DESCRIPTION OF THE TASK –
Check every line of the entries that follow, and copy the ones containing "пружины".

(Collected data entries)

↓↓↓

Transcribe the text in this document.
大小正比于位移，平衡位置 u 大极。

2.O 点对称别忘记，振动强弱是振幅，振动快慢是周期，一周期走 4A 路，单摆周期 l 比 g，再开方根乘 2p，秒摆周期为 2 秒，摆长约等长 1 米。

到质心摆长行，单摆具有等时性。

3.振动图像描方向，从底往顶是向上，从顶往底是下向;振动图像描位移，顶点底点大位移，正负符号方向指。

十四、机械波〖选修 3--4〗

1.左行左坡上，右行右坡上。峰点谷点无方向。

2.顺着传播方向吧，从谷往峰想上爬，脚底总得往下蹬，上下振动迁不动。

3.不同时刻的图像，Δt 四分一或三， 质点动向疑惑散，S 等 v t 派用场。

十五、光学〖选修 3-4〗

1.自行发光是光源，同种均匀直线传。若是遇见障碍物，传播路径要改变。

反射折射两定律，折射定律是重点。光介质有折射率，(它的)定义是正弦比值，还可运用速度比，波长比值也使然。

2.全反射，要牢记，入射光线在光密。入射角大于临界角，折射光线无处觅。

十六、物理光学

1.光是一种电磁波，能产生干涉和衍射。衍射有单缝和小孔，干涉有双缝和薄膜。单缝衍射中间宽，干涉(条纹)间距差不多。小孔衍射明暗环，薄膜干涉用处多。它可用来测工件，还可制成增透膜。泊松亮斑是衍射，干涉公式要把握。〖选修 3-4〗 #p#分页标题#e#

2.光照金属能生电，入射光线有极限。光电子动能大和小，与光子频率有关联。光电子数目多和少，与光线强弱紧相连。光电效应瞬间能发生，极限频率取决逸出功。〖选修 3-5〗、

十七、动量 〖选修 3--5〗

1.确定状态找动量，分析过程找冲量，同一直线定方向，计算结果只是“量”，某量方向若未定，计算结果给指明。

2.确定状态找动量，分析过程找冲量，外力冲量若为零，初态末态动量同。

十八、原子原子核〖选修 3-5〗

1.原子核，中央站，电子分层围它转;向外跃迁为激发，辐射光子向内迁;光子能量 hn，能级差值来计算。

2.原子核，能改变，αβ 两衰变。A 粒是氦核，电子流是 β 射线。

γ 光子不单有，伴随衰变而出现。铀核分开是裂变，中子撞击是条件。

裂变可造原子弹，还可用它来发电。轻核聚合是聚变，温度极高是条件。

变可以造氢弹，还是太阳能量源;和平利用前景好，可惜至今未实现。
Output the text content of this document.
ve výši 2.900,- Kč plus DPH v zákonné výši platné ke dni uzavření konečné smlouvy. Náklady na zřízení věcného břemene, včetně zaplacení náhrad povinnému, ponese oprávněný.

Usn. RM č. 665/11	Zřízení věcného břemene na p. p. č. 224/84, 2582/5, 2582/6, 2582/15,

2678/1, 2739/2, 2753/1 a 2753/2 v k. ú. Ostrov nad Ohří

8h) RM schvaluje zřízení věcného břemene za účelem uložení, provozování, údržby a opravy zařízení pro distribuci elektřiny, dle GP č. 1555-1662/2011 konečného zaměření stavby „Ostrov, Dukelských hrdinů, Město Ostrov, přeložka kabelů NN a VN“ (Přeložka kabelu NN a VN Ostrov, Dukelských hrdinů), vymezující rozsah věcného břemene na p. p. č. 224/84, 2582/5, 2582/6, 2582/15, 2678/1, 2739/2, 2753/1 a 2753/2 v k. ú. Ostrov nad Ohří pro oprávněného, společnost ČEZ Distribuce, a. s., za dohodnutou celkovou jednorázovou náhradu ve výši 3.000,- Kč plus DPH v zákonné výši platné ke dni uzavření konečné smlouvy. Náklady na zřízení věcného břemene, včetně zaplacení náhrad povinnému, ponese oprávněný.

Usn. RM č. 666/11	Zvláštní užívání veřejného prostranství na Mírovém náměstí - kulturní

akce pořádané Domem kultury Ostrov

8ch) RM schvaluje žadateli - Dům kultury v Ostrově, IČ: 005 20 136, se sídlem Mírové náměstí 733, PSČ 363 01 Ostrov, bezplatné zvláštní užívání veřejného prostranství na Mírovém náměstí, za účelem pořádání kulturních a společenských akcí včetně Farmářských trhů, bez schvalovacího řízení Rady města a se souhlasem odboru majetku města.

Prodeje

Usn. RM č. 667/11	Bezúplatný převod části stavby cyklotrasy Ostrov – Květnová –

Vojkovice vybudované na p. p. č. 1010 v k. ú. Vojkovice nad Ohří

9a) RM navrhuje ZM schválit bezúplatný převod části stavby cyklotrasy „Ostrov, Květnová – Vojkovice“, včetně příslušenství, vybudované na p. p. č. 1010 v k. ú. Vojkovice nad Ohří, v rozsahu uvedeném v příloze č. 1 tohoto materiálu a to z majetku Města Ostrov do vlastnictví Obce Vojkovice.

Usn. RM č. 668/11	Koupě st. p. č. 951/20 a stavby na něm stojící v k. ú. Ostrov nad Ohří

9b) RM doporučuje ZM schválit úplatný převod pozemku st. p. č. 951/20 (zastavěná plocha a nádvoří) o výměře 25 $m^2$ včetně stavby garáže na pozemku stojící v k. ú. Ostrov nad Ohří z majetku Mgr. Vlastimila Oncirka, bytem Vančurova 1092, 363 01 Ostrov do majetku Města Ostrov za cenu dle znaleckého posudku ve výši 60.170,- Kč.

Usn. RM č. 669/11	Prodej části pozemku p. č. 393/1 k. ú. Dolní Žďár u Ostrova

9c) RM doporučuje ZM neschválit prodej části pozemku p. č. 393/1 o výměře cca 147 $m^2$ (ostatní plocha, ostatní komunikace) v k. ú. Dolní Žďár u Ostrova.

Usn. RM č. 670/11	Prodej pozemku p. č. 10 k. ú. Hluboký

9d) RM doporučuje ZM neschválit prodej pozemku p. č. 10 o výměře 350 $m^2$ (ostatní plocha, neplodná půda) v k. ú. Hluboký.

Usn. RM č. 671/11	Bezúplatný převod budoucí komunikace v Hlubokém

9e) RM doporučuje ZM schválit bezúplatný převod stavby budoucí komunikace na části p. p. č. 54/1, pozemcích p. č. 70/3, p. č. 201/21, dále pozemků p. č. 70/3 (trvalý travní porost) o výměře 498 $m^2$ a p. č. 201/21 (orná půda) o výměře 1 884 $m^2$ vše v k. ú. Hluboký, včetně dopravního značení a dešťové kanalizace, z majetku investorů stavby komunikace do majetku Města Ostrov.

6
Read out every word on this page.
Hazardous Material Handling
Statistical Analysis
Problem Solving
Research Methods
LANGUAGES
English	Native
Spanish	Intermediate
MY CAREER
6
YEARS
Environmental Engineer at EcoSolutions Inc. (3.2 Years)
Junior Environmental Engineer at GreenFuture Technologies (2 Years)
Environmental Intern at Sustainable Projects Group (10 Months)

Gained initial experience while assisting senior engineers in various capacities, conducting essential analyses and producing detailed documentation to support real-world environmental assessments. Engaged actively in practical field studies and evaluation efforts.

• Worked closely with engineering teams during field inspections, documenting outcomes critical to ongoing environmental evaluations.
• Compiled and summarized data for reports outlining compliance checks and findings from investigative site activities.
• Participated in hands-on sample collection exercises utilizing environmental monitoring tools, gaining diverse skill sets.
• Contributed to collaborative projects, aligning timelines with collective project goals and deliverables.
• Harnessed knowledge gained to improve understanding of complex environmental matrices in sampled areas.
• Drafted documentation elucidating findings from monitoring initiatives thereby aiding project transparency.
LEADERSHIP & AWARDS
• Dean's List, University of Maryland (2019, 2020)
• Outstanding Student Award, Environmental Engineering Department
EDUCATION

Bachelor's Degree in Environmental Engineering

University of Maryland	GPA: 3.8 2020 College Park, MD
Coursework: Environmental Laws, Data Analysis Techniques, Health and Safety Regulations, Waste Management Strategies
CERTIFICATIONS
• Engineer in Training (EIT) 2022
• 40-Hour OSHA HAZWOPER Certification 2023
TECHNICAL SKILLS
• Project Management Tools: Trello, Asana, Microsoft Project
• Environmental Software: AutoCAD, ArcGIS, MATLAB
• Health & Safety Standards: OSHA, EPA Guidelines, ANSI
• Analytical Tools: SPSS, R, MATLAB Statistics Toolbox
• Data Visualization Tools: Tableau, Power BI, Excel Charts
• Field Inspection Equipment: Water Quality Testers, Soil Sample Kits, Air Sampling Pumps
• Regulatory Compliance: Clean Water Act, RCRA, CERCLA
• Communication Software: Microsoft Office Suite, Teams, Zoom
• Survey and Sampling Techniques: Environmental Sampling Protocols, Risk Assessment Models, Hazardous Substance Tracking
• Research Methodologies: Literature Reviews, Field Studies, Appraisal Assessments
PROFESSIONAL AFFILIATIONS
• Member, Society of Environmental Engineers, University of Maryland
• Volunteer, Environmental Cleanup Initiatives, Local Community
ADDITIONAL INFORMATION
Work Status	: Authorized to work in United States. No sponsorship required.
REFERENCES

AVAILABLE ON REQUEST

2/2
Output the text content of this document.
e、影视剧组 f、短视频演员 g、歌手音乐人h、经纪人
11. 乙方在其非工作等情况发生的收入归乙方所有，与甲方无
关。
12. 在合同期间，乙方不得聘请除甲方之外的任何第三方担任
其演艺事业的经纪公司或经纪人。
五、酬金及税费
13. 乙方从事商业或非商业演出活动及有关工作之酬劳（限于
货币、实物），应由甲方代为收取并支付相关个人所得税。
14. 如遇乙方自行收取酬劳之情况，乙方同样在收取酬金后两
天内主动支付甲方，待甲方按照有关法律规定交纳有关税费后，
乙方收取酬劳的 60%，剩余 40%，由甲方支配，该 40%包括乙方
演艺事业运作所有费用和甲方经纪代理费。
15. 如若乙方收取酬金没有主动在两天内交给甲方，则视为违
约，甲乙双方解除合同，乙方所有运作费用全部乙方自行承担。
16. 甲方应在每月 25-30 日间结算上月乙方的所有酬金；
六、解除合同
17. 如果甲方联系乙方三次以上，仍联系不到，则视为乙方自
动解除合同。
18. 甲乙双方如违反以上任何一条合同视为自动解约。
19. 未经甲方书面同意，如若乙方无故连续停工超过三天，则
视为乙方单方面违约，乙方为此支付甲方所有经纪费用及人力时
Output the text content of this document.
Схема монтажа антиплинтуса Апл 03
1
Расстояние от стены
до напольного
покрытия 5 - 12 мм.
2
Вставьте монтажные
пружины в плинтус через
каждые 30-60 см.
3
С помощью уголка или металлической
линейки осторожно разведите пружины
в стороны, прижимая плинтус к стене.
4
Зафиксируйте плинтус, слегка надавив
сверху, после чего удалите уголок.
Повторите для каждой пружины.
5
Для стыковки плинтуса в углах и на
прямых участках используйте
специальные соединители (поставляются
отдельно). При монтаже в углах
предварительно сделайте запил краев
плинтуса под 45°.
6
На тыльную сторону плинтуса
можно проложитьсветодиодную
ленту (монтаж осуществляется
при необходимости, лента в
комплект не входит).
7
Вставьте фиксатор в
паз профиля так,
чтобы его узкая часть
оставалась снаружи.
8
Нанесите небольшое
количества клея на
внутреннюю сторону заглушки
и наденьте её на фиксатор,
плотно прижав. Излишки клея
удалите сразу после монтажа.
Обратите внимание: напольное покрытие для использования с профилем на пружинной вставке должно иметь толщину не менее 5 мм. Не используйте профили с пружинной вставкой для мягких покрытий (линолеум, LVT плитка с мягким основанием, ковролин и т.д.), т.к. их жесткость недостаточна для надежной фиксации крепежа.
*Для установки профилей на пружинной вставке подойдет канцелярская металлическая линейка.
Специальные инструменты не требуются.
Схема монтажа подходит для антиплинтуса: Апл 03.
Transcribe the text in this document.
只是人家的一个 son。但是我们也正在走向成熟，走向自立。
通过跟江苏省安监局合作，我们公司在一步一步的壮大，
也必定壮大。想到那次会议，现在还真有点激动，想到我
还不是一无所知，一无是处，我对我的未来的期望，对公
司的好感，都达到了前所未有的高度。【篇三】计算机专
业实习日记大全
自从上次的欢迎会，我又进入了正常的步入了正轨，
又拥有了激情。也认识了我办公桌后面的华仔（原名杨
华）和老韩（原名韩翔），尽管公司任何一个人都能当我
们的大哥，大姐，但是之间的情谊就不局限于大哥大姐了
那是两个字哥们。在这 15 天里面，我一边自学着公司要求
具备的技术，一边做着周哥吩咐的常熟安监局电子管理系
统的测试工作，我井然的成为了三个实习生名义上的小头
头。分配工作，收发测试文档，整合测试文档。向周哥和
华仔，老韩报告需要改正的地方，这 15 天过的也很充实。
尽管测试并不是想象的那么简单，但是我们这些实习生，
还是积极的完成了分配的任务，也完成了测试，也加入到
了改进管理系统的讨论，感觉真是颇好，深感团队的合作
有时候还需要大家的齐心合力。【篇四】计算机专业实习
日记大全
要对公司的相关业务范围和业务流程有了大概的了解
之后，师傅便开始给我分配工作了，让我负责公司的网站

↑↑↑

SOLVED PROBLEM –
пружины в плинтус через
линейки осторожно разведите пружины
Повторите для каждой пружины.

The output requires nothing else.